* Exercise instructions:
Output the entries word for word. Omit images.

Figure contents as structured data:
++++

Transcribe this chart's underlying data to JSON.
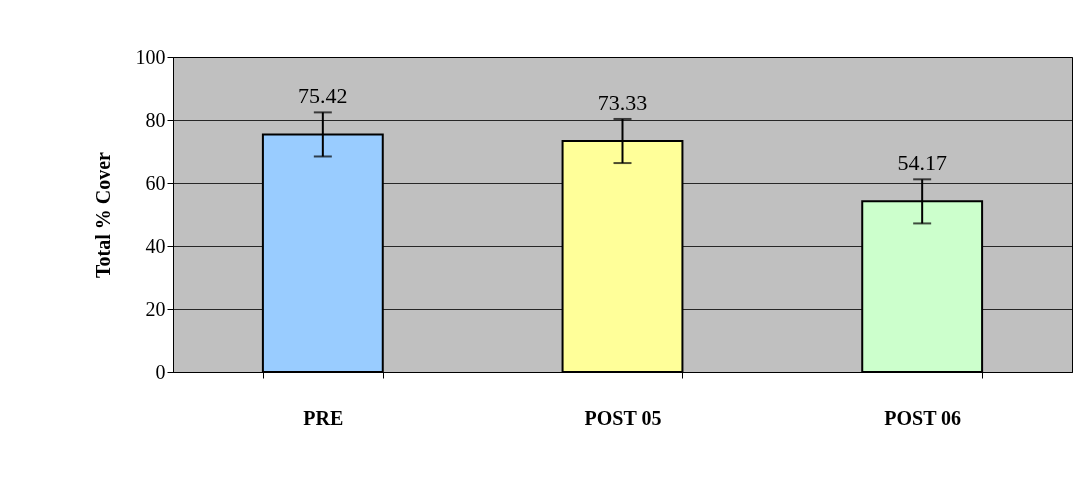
{
  "chart_data": {
    "type": "bar",
    "ylabel": "Total % Cover",
    "categories": [
      "PRE",
      "POST 05",
      "POST 06"
    ],
    "values": [
      75.42,
      73.33,
      54.17
    ],
    "colors": [
      "#99ccff",
      "#ffff99",
      "#ccffcc"
    ],
    "errors": [
      7,
      7,
      7
    ],
    "data_labels": true,
    "ylim": [
      0,
      100
    ],
    "yticks": [
      0,
      20,
      40,
      60,
      80,
      100
    ],
    "grid": "y"
  }
}
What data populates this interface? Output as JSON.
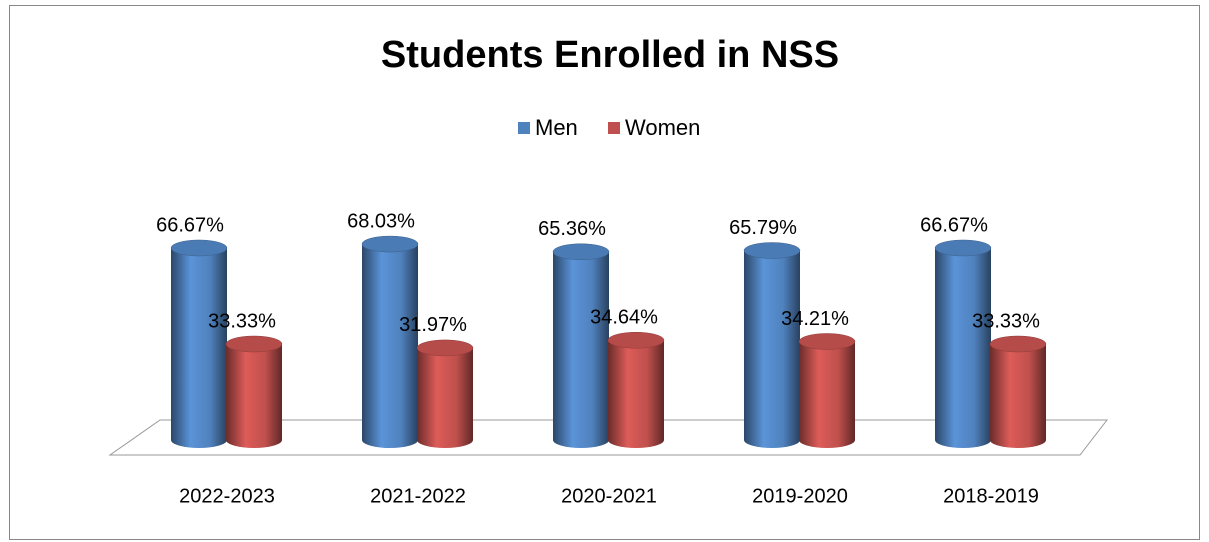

++++

* The result:
Transcribe this chart's underlying data to JSON.
{
  "chart_data": {
    "type": "bar",
    "ylabel": "Total % Cover",
    "categories": [
      "PRE",
      "POST 05",
      "POST 06"
    ],
    "values": [
      75.42,
      73.33,
      54.17
    ],
    "colors": [
      "#99ccff",
      "#ffff99",
      "#ccffcc"
    ],
    "errors": [
      7,
      7,
      7
    ],
    "data_labels": true,
    "ylim": [
      0,
      100
    ],
    "yticks": [
      0,
      20,
      40,
      60,
      80,
      100
    ],
    "grid": "y"
  }
}
What data populates this interface? Output as JSON.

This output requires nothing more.